§ **Provided records**:
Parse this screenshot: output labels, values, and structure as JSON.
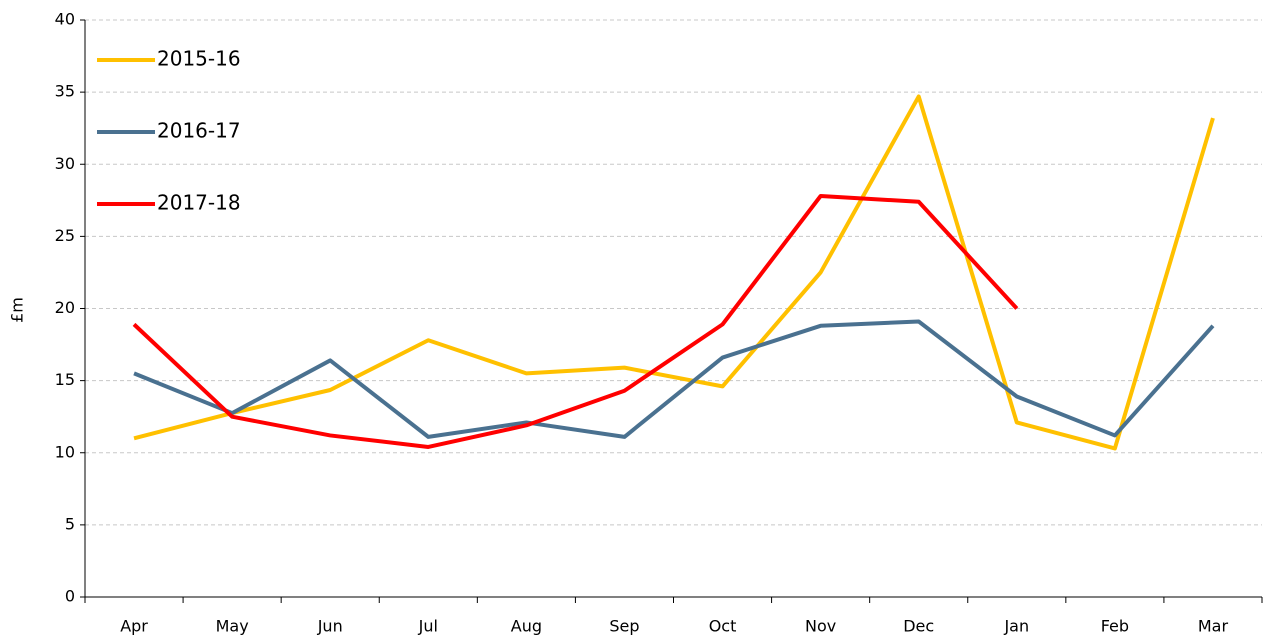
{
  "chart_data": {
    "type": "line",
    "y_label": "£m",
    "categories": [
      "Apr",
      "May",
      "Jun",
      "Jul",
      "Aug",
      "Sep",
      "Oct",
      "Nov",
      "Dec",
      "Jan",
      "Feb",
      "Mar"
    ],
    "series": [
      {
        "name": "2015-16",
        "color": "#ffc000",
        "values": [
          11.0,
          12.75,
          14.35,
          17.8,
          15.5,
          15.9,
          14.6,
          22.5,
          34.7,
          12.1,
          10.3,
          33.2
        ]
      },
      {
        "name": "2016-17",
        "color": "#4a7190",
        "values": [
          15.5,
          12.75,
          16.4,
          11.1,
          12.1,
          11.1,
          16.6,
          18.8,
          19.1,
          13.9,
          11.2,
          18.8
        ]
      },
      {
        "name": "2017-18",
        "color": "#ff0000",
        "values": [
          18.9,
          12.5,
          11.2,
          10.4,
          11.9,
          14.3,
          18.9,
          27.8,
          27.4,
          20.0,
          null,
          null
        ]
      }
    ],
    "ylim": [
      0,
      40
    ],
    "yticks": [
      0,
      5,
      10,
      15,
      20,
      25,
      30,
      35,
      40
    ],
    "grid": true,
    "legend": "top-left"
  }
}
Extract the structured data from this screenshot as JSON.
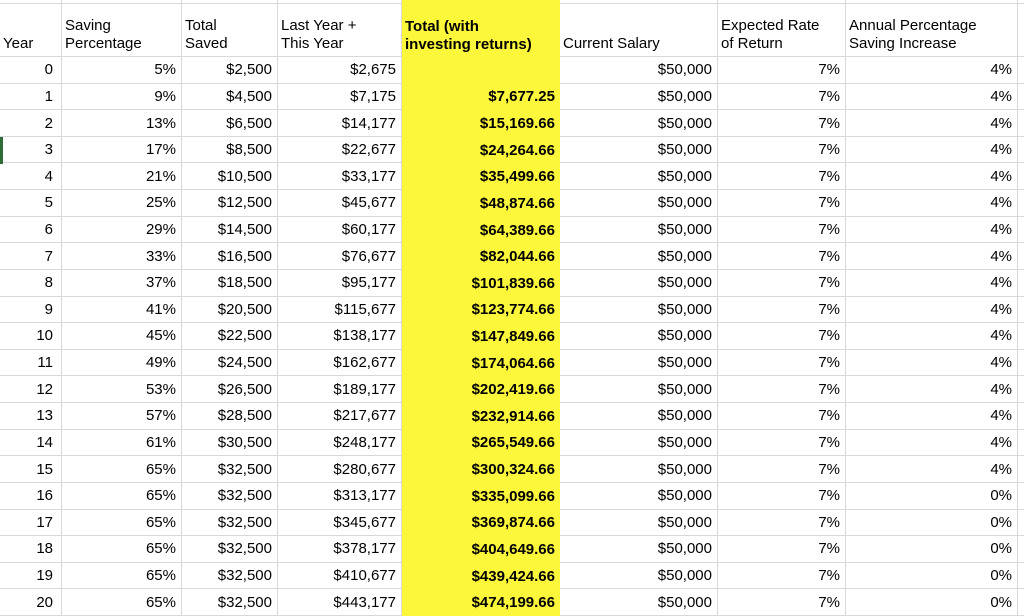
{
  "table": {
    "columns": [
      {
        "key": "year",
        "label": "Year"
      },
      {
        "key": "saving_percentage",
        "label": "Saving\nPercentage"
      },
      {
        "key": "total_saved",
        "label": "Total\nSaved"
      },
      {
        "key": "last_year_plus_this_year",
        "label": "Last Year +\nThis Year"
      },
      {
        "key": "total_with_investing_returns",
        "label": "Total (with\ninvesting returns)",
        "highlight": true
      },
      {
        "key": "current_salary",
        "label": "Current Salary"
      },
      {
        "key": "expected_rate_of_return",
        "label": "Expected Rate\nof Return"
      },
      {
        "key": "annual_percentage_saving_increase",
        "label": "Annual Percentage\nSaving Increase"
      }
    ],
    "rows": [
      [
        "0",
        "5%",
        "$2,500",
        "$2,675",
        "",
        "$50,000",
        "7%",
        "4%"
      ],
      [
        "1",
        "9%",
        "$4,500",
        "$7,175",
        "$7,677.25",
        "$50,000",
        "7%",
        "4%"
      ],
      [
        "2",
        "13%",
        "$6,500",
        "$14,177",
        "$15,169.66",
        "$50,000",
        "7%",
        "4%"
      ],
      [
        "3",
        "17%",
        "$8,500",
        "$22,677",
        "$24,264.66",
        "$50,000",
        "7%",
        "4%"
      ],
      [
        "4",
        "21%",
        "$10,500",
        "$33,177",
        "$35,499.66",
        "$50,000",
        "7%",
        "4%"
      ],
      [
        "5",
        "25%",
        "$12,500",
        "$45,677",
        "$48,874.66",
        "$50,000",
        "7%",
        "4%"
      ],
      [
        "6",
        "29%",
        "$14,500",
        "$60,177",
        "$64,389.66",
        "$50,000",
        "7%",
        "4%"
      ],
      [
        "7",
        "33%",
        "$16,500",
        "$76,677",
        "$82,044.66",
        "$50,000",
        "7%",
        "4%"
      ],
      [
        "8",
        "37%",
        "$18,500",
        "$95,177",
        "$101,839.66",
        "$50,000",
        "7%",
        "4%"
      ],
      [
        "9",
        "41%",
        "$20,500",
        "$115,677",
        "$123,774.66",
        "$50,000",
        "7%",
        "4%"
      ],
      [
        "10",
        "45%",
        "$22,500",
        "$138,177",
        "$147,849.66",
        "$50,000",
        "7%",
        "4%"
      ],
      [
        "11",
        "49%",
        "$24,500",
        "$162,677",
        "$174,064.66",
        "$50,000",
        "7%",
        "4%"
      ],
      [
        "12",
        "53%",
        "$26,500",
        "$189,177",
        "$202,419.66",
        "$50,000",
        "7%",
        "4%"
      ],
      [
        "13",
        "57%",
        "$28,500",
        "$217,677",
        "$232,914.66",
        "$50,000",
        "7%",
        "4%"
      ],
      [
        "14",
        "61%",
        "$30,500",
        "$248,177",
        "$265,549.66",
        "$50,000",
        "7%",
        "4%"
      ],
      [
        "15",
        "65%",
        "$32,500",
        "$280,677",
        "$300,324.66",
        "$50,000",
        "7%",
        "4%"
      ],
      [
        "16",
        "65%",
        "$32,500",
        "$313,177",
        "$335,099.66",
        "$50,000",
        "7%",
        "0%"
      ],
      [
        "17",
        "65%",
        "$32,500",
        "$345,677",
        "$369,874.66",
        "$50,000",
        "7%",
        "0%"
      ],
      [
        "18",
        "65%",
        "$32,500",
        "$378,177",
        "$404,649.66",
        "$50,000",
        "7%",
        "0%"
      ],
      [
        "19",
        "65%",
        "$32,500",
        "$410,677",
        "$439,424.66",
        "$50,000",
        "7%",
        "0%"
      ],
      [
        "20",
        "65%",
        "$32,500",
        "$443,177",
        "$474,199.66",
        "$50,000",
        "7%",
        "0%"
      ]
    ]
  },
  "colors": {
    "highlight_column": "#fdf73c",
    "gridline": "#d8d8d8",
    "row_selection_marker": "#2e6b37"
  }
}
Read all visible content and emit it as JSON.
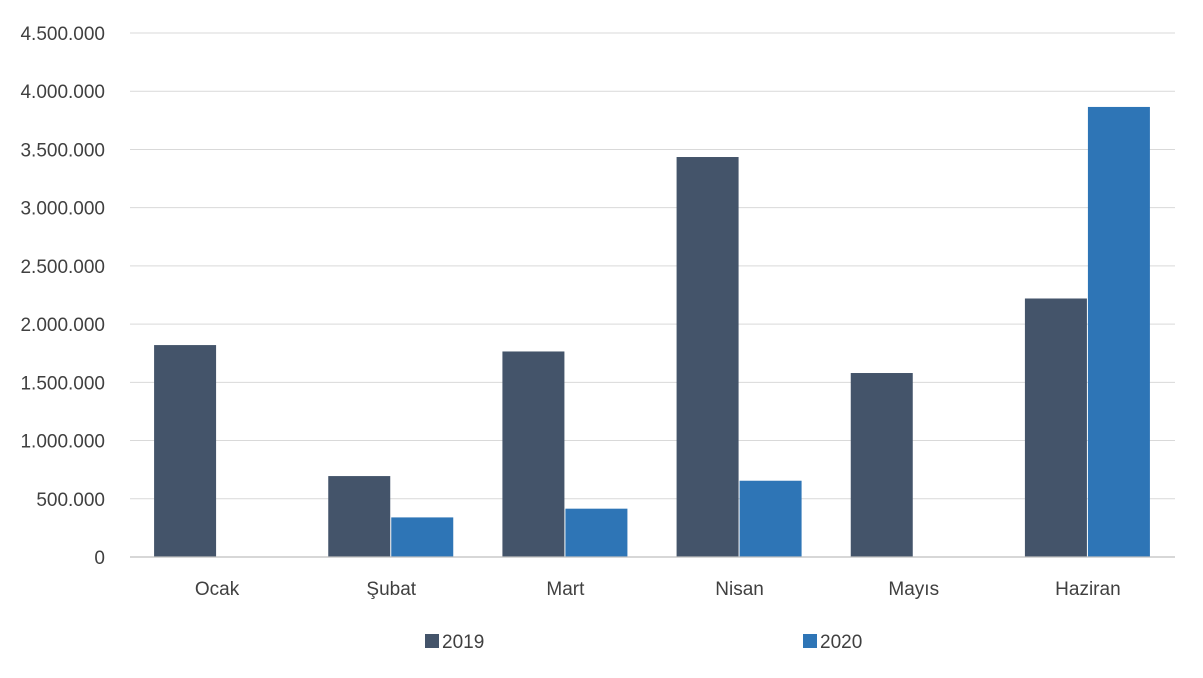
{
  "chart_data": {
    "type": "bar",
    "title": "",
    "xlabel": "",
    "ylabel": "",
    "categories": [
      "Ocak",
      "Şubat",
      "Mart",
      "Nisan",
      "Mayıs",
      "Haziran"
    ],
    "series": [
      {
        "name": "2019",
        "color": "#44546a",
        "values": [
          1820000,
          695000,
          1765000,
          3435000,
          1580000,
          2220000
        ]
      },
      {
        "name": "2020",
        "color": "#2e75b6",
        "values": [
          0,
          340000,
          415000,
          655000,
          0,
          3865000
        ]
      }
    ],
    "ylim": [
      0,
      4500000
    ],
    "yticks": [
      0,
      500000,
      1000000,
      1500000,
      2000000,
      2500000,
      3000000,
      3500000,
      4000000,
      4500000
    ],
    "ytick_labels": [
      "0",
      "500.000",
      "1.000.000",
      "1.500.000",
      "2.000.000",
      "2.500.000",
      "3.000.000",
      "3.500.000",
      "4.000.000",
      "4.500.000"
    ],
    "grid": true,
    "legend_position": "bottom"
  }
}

§ **Problem to work on**: Which lines contain "JSON"? Show each of them.

§ **Solution for this problem**:
Parse this screenshot: output labels, values, and structure as JSON.
Extract the structured data from this screenshot as JSON.
Read all visible content and emit it as JSON.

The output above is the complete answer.